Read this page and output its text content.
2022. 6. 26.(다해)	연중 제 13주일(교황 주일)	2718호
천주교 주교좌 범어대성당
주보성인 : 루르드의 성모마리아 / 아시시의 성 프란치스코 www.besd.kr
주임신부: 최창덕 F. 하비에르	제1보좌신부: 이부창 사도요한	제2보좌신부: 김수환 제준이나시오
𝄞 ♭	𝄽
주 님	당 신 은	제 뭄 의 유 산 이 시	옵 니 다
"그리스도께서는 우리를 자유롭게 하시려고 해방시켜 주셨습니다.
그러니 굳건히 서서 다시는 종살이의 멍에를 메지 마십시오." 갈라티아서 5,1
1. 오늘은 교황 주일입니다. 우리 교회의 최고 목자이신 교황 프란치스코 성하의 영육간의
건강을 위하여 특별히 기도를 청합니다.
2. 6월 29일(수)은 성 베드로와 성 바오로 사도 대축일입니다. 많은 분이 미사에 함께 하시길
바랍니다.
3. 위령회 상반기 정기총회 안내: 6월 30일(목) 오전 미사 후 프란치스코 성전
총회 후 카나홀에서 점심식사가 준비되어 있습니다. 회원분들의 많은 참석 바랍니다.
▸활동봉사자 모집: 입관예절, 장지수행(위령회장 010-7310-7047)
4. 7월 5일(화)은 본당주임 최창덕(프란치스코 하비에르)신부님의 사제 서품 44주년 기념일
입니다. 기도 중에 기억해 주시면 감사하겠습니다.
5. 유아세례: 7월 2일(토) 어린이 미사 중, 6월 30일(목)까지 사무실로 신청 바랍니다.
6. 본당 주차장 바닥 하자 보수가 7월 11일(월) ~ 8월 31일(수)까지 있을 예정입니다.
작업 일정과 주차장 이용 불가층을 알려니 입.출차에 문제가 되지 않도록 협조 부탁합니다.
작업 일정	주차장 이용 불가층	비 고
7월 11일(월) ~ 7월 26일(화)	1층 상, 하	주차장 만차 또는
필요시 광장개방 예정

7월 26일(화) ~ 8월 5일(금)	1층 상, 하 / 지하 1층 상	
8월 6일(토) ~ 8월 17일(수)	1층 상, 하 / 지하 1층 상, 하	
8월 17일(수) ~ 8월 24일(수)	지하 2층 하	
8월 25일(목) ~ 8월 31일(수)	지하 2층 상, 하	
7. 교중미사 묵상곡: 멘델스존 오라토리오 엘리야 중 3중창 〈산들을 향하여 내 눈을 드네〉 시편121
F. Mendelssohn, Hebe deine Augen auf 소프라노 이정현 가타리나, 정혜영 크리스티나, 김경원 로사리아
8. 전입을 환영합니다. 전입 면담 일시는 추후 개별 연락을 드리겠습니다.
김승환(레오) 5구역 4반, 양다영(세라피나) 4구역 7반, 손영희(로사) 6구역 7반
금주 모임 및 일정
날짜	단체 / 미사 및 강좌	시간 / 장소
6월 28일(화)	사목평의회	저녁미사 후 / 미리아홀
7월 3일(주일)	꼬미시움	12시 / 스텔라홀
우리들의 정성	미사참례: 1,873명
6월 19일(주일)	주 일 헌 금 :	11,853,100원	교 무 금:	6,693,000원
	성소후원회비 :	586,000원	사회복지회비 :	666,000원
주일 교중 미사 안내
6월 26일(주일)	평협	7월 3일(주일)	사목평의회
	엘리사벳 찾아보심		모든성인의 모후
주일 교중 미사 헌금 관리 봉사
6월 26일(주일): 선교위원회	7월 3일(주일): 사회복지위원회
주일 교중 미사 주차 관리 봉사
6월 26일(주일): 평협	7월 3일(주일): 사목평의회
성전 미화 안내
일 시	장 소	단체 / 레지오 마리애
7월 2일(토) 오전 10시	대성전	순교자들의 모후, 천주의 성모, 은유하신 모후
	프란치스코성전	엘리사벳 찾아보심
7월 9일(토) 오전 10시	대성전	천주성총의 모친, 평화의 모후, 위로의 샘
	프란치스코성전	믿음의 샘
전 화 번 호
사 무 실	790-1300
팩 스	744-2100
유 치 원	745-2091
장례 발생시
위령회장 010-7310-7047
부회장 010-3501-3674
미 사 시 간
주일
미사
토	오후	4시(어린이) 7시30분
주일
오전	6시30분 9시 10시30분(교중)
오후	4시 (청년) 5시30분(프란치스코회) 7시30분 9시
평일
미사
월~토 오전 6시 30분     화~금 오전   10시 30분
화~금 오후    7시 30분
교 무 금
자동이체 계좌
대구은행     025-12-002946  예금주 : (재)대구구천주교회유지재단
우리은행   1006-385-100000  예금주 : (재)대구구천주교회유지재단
++++++++
*Given exercise:*
From the records above, extract every entry verbatim.

*Response for this exercise:*
Read this page and output its text content.
2022. 6. 26.(다해)	연중 제 13주일(교황 주일)	2718호
천주교 주교좌 범어대성당
주보성인 : 루르드의 성모마리아 / 아시시의 성 프란치스코 www.besd.kr
주임신부: 최창덕 F. 하비에르	제1보좌신부: 이부창 사도요한	제2보좌신부: 김수환 제준이나시오
𝄞 ♭	𝄽
주 님	당 신 은	제 뭄 의 유 산 이 시	옵 니 다
"그리스도께서는 우리를 자유롭게 하시려고 해방시켜 주셨습니다.
그러니 굳건히 서서 다시는 종살이의 멍에를 메지 마십시오." 갈라티아서 5,1
1. 오늘은 교황 주일입니다. 우리 교회의 최고 목자이신 교황 프란치스코 성하의 영육간의
건강을 위하여 특별히 기도를 청합니다.
2. 6월 29일(수)은 성 베드로와 성 바오로 사도 대축일입니다. 많은 분이 미사에 함께 하시길
바랍니다.
3. 위령회 상반기 정기총회 안내: 6월 30일(목) 오전 미사 후 프란치스코 성전
총회 후 카나홀에서 점심식사가 준비되어 있습니다. 회원분들의 많은 참석 바랍니다.
▸활동봉사자 모집: 입관예절, 장지수행(위령회장 010-7310-7047)
4. 7월 5일(화)은 본당주임 최창덕(프란치스코 하비에르)신부님의 사제 서품 44주년 기념일
입니다. 기도 중에 기억해 주시면 감사하겠습니다.
5. 유아세례: 7월 2일(토) 어린이 미사 중, 6월 30일(목)까지 사무실로 신청 바랍니다.
6. 본당 주차장 바닥 하자 보수가 7월 11일(월) ~ 8월 31일(수)까지 있을 예정입니다.
작업 일정과 주차장 이용 불가층을 알려니 입.출차에 문제가 되지 않도록 협조 부탁합니다.
작업 일정	주차장 이용 불가층	비 고
7월 11일(월) ~ 7월 26일(화)	1층 상, 하	주차장 만차 또는
필요시 광장개방 예정

7월 26일(화) ~ 8월 5일(금)	1층 상, 하 / 지하 1층 상	
8월 6일(토) ~ 8월 17일(수)	1층 상, 하 / 지하 1층 상, 하	
8월 17일(수) ~ 8월 24일(수)	지하 2층 하	
8월 25일(목) ~ 8월 31일(수)	지하 2층 상, 하	
7. 교중미사 묵상곡: 멘델스존 오라토리오 엘리야 중 3중창 〈산들을 향하여 내 눈을 드네〉 시편121
F. Mendelssohn, Hebe deine Augen auf 소프라노 이정현 가타리나, 정혜영 크리스티나, 김경원 로사리아
8. 전입을 환영합니다. 전입 면담 일시는 추후 개별 연락을 드리겠습니다.
김승환(레오) 5구역 4반, 양다영(세라피나) 4구역 7반, 손영희(로사) 6구역 7반
금주 모임 및 일정
날짜	단체 / 미사 및 강좌	시간 / 장소
6월 28일(화)	사목평의회	저녁미사 후 / 미리아홀
7월 3일(주일)	꼬미시움	12시 / 스텔라홀
우리들의 정성	미사참례: 1,873명
6월 19일(주일)	주 일 헌 금 :	11,853,100원	교 무 금:	6,693,000원
	성소후원회비 :	586,000원	사회복지회비 :	666,000원
주일 교중 미사 안내
6월 26일(주일)	평협	7월 3일(주일)	사목평의회
	엘리사벳 찾아보심		모든성인의 모후
주일 교중 미사 헌금 관리 봉사
6월 26일(주일): 선교위원회	7월 3일(주일): 사회복지위원회
주일 교중 미사 주차 관리 봉사
6월 26일(주일): 평협	7월 3일(주일): 사목평의회
성전 미화 안내
일 시	장 소	단체 / 레지오 마리애
7월 2일(토) 오전 10시	대성전	순교자들의 모후, 천주의 성모, 은유하신 모후
	프란치스코성전	엘리사벳 찾아보심
7월 9일(토) 오전 10시	대성전	천주성총의 모친, 평화의 모후, 위로의 샘
	프란치스코성전	믿음의 샘
전 화 번 호
사 무 실	790-1300
팩 스	744-2100
유 치 원	745-2091
장례 발생시
위령회장 010-7310-7047
부회장 010-3501-3674
미 사 시 간
주일
미사
토	오후	4시(어린이) 7시30분
주일
오전	6시30분 9시 10시30분(교중)
오후	4시 (청년) 5시30분(프란치스코회) 7시30분 9시
평일
미사
월~토 오전 6시 30분     화~금 오전   10시 30분
화~금 오후    7시 30분
교 무 금
자동이체 계좌
대구은행     025-12-002946  예금주 : (재)대구구천주교회유지재단
우리은행   1006-385-100000  예금주 : (재)대구구천주교회유지재단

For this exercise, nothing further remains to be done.